Given problem: Count the lines below that contain the word "Управление" and give only the number.

Data extracted from a collection:

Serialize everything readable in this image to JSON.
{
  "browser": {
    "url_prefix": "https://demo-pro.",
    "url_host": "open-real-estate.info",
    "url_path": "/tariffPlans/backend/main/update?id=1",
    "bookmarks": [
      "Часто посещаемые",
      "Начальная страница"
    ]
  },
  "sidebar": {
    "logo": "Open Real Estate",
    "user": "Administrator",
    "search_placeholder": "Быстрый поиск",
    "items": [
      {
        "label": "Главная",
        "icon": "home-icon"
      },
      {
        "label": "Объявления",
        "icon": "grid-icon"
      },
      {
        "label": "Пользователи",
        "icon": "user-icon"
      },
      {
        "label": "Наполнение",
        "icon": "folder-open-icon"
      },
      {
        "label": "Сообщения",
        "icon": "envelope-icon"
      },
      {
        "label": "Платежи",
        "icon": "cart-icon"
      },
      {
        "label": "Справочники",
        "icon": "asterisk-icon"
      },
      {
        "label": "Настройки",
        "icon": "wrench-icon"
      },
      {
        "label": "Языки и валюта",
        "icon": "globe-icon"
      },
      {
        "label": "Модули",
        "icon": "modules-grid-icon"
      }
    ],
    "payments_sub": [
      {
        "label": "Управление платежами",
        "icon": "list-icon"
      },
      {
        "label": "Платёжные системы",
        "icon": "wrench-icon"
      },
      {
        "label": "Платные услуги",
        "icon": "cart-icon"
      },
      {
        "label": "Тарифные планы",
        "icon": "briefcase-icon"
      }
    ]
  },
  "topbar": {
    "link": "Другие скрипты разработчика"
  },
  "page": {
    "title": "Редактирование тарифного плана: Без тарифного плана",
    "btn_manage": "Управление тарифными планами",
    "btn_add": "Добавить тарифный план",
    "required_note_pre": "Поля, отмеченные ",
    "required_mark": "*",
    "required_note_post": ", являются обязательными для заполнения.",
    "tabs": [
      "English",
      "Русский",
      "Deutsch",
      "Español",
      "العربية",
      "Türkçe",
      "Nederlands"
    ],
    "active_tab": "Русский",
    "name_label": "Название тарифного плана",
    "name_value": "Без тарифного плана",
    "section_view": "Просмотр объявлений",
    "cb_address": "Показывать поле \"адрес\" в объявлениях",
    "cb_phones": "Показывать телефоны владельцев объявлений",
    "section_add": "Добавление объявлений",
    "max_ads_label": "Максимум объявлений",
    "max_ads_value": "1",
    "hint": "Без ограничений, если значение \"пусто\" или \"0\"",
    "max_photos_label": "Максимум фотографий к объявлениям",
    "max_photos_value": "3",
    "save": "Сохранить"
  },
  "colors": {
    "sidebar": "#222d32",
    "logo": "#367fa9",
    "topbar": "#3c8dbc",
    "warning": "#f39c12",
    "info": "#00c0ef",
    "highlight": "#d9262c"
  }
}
...
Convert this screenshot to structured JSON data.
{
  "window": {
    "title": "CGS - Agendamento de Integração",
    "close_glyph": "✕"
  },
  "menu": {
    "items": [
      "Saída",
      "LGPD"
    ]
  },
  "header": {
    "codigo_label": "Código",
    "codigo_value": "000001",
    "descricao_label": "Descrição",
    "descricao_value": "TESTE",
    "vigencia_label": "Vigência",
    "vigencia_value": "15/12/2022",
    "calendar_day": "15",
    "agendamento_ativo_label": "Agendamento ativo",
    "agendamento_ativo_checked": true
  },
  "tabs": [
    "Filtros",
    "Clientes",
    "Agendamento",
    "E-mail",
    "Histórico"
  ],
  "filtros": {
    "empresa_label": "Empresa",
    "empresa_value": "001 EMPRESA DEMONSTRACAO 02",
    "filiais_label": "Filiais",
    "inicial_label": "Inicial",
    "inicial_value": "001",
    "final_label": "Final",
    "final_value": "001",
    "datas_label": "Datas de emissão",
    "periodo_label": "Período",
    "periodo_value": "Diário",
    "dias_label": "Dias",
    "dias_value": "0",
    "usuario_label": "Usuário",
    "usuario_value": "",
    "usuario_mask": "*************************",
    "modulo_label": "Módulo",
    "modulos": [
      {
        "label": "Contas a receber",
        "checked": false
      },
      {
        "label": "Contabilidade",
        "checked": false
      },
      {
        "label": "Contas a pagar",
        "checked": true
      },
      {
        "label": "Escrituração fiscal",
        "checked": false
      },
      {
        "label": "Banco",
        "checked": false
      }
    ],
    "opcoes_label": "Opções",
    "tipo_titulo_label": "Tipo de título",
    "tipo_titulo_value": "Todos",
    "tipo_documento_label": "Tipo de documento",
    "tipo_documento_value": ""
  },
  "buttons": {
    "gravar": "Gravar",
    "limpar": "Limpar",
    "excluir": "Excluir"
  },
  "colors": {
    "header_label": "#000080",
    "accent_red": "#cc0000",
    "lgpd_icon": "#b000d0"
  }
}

Solution: 2